Write out the listing below again, precisely as it is given.

--- Start ---

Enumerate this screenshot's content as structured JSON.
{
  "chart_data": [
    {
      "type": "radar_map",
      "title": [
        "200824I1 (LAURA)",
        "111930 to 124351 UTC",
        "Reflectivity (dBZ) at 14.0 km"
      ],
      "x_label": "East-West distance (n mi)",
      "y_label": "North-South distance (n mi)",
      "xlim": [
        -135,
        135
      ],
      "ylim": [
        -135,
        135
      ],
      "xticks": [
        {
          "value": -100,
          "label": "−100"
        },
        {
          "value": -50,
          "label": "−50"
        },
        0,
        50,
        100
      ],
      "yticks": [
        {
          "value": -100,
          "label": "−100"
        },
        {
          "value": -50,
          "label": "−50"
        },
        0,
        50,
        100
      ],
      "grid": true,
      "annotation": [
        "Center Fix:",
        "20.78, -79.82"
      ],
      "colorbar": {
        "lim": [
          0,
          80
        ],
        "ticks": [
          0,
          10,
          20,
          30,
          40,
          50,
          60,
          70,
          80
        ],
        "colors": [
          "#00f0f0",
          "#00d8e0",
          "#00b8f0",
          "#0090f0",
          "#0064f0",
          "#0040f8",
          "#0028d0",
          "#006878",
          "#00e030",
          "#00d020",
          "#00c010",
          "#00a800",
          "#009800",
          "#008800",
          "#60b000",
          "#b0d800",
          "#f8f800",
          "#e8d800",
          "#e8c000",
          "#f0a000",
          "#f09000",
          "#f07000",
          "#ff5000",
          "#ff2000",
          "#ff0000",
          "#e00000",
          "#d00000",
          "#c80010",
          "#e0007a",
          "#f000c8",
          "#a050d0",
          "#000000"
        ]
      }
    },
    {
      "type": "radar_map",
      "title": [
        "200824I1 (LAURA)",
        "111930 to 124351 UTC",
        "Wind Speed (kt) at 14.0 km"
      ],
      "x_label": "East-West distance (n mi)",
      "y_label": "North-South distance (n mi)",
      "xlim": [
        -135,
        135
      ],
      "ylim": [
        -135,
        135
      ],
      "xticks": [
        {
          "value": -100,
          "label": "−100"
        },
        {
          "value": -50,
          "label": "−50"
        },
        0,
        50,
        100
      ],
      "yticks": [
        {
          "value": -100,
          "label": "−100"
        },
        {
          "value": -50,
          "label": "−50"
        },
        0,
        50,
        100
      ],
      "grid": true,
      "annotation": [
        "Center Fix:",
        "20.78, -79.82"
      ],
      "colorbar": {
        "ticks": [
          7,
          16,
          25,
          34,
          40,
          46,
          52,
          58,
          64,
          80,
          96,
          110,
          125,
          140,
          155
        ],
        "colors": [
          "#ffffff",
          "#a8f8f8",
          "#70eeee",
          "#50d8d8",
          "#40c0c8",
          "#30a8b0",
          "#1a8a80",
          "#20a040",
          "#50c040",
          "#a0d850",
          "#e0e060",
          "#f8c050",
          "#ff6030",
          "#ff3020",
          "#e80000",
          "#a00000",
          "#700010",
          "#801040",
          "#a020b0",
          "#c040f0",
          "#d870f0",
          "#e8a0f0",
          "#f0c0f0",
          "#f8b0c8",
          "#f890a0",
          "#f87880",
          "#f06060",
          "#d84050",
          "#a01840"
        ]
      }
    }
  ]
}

--- End ---

#### Answer
Enumerate this screenshot's content as structured JSON.
{
  "chart_data": [
    {
      "type": "radar_map",
      "title": [
        "200824I1 (LAURA)",
        "111930 to 124351 UTC",
        "Reflectivity (dBZ) at 14.0 km"
      ],
      "x_label": "East-West distance (n mi)",
      "y_label": "North-South distance (n mi)",
      "xlim": [
        -135,
        135
      ],
      "ylim": [
        -135,
        135
      ],
      "xticks": [
        {
          "value": -100,
          "label": "−100"
        },
        {
          "value": -50,
          "label": "−50"
        },
        0,
        50,
        100
      ],
      "yticks": [
        {
          "value": -100,
          "label": "−100"
        },
        {
          "value": -50,
          "label": "−50"
        },
        0,
        50,
        100
      ],
      "grid": true,
      "annotation": [
        "Center Fix:",
        "20.78, -79.82"
      ],
      "colorbar": {
        "lim": [
          0,
          80
        ],
        "ticks": [
          0,
          10,
          20,
          30,
          40,
          50,
          60,
          70,
          80
        ],
        "colors": [
          "#00f0f0",
          "#00d8e0",
          "#00b8f0",
          "#0090f0",
          "#0064f0",
          "#0040f8",
          "#0028d0",
          "#006878",
          "#00e030",
          "#00d020",
          "#00c010",
          "#00a800",
          "#009800",
          "#008800",
          "#60b000",
          "#b0d800",
          "#f8f800",
          "#e8d800",
          "#e8c000",
          "#f0a000",
          "#f09000",
          "#f07000",
          "#ff5000",
          "#ff2000",
          "#ff0000",
          "#e00000",
          "#d00000",
          "#c80010",
          "#e0007a",
          "#f000c8",
          "#a050d0",
          "#000000"
        ]
      }
    },
    {
      "type": "radar_map",
      "title": [
        "200824I1 (LAURA)",
        "111930 to 124351 UTC",
        "Wind Speed (kt) at 14.0 km"
      ],
      "x_label": "East-West distance (n mi)",
      "y_label": "North-South distance (n mi)",
      "xlim": [
        -135,
        135
      ],
      "ylim": [
        -135,
        135
      ],
      "xticks": [
        {
          "value": -100,
          "label": "−100"
        },
        {
          "value": -50,
          "label": "−50"
        },
        0,
        50,
        100
      ],
      "yticks": [
        {
          "value": -100,
          "label": "−100"
        },
        {
          "value": -50,
          "label": "−50"
        },
        0,
        50,
        100
      ],
      "grid": true,
      "annotation": [
        "Center Fix:",
        "20.78, -79.82"
      ],
      "colorbar": {
        "ticks": [
          7,
          16,
          25,
          34,
          40,
          46,
          52,
          58,
          64,
          80,
          96,
          110,
          125,
          140,
          155
        ],
        "colors": [
          "#ffffff",
          "#a8f8f8",
          "#70eeee",
          "#50d8d8",
          "#40c0c8",
          "#30a8b0",
          "#1a8a80",
          "#20a040",
          "#50c040",
          "#a0d850",
          "#e0e060",
          "#f8c050",
          "#ff6030",
          "#ff3020",
          "#e80000",
          "#a00000",
          "#700010",
          "#801040",
          "#a020b0",
          "#c040f0",
          "#d870f0",
          "#e8a0f0",
          "#f0c0f0",
          "#f8b0c8",
          "#f890a0",
          "#f87880",
          "#f06060",
          "#d84050",
          "#a01840"
        ]
      }
    }
  ]
}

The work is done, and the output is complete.